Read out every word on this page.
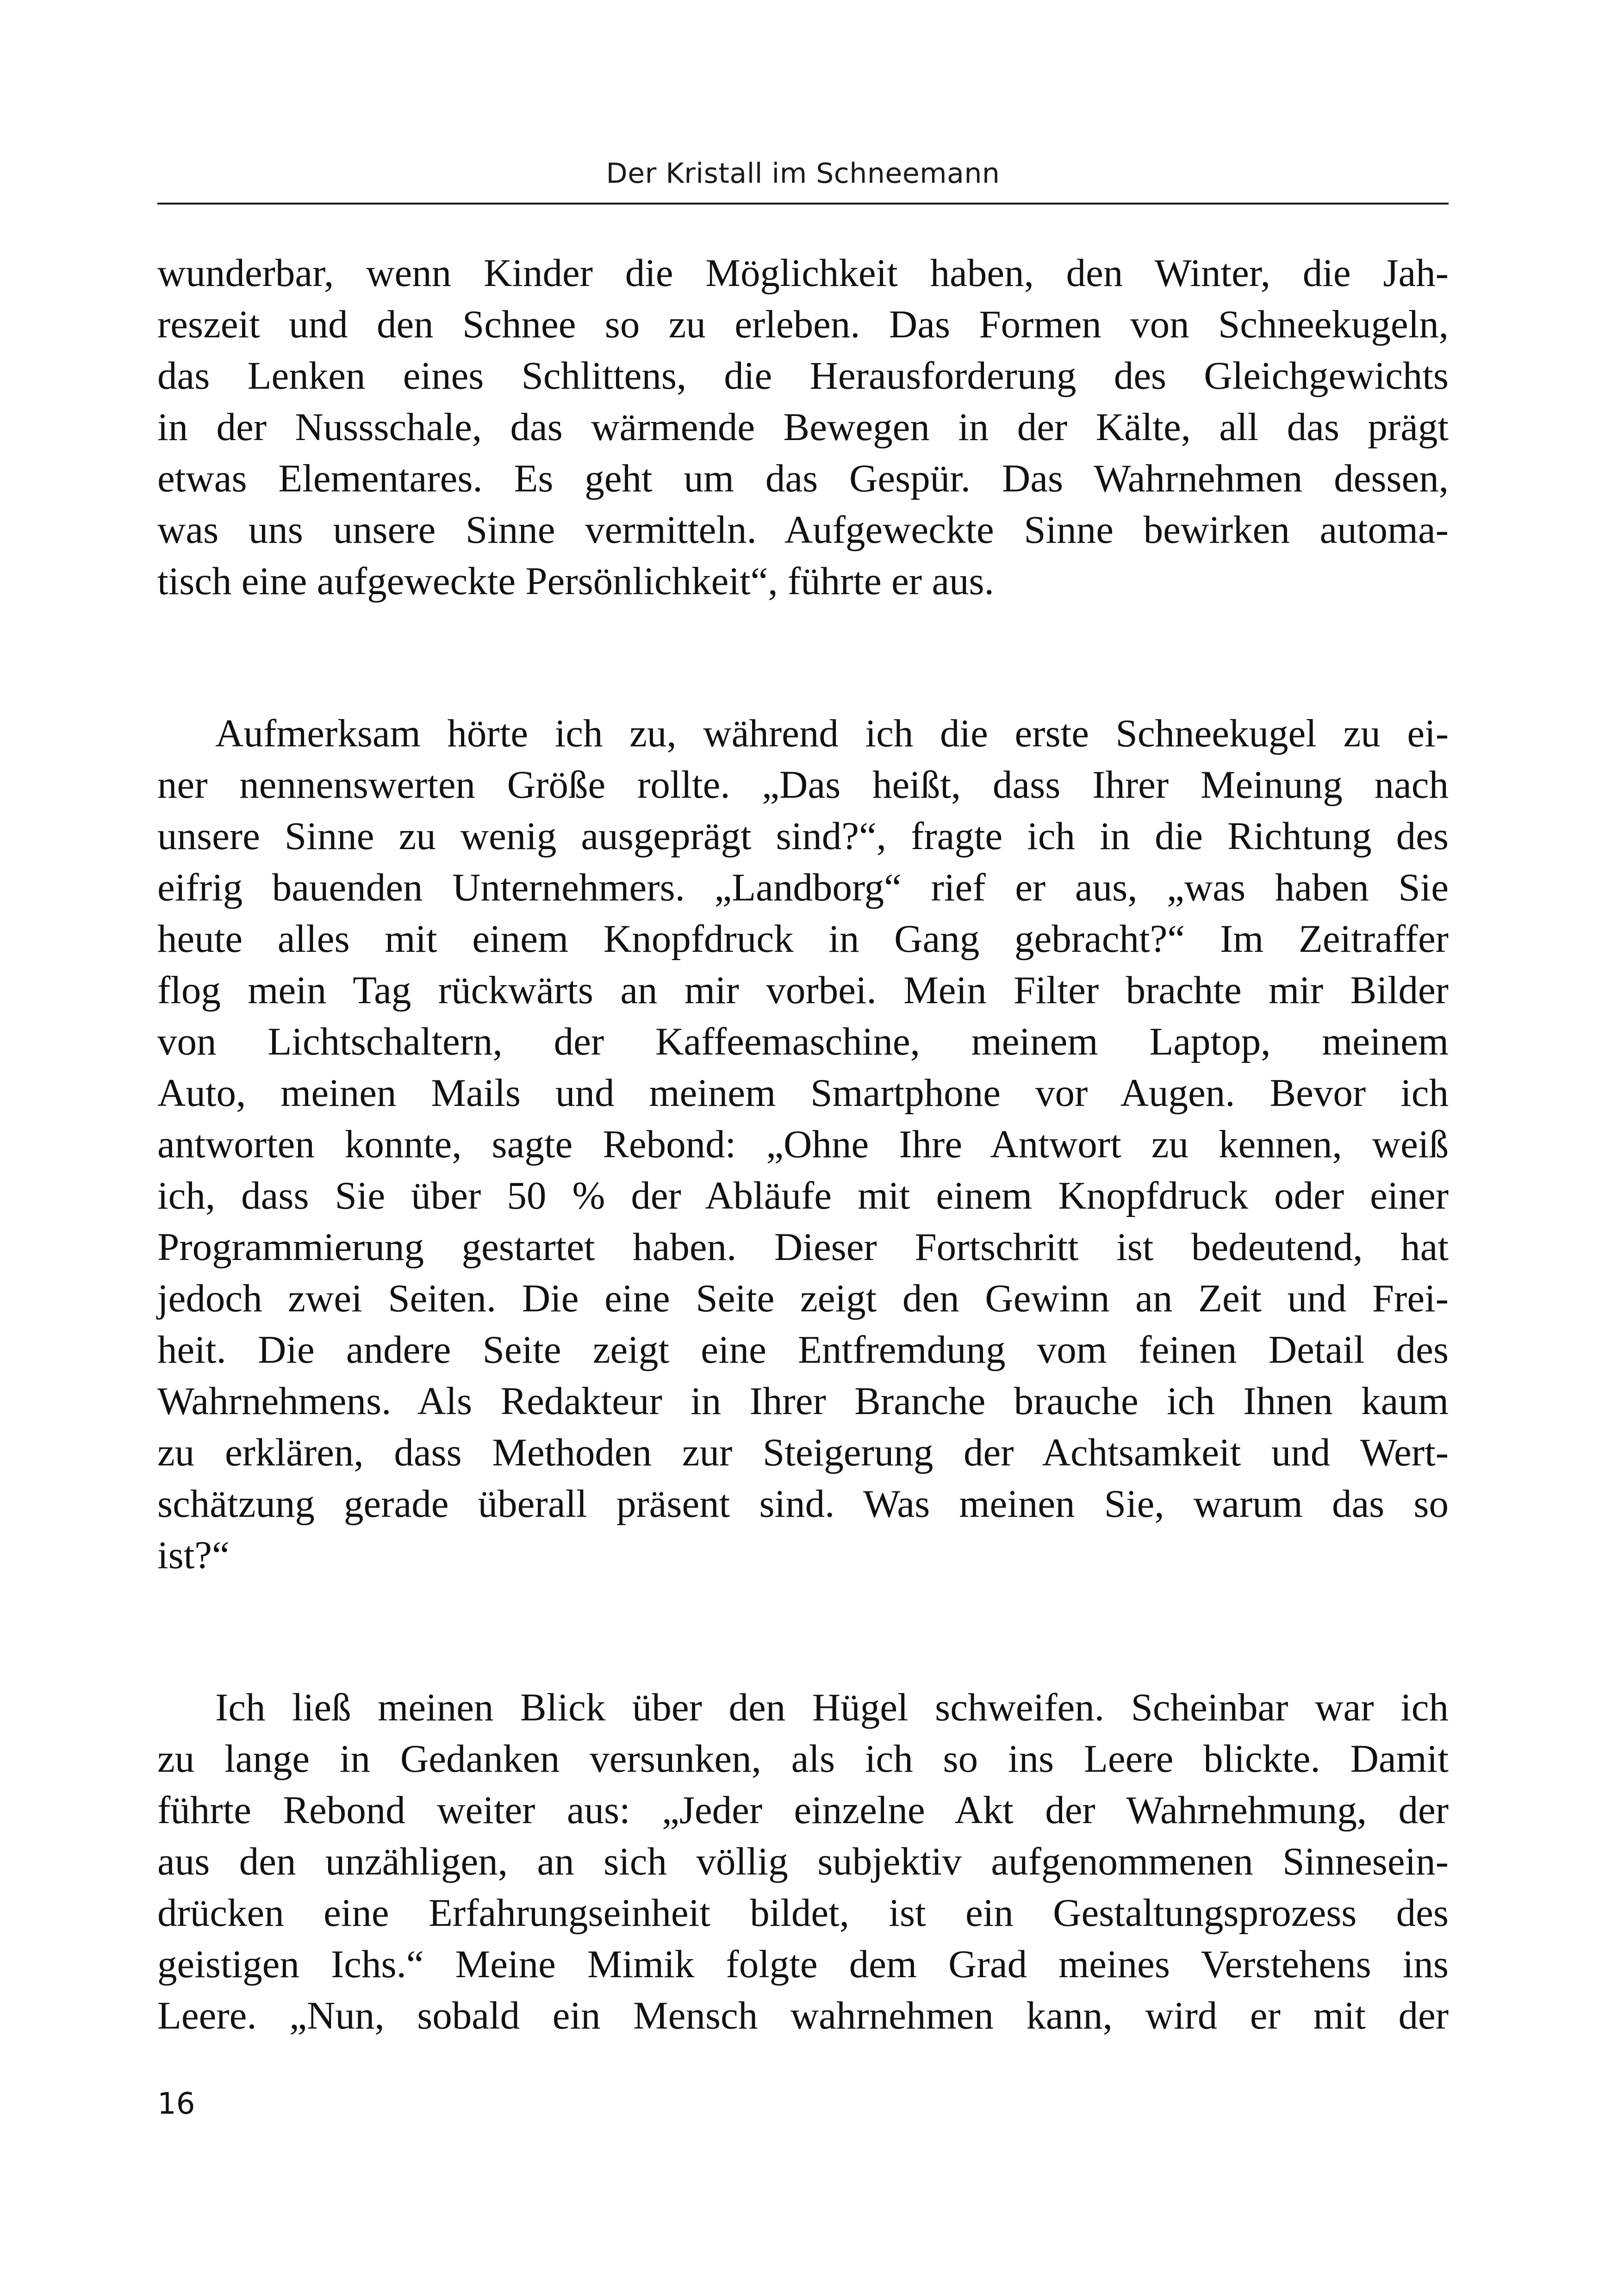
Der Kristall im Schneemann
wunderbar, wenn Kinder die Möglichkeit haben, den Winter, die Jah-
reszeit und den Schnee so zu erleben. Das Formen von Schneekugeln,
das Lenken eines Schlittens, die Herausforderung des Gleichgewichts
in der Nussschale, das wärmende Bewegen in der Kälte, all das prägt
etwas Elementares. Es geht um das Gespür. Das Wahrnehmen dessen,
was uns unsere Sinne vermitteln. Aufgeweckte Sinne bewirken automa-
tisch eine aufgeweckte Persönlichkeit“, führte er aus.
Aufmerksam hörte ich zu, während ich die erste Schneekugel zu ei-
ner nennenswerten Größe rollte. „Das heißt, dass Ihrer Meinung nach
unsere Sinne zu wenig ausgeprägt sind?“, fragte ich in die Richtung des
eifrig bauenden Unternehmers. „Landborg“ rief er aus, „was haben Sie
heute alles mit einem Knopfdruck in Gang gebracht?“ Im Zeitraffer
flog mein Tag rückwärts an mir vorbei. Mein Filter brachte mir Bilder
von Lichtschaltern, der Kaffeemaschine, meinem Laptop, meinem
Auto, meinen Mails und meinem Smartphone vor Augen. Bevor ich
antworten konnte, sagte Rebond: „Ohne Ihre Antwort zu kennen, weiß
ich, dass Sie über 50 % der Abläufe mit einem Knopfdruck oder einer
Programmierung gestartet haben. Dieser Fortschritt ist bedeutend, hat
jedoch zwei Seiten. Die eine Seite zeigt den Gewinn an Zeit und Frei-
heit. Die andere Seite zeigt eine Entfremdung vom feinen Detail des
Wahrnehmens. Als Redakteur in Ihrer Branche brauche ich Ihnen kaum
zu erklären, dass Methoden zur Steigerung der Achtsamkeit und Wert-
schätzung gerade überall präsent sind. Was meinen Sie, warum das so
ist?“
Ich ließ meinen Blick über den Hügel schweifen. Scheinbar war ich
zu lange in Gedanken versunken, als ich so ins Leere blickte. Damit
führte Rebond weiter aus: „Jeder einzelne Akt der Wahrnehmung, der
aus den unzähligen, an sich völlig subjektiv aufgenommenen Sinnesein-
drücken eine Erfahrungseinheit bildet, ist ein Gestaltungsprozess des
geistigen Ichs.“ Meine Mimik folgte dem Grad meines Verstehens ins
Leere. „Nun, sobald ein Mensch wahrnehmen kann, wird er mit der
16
§
Task objective: Across the entries above, work out the count of lines that hold the word "Leere", and state that number alone.

Expected answer: 2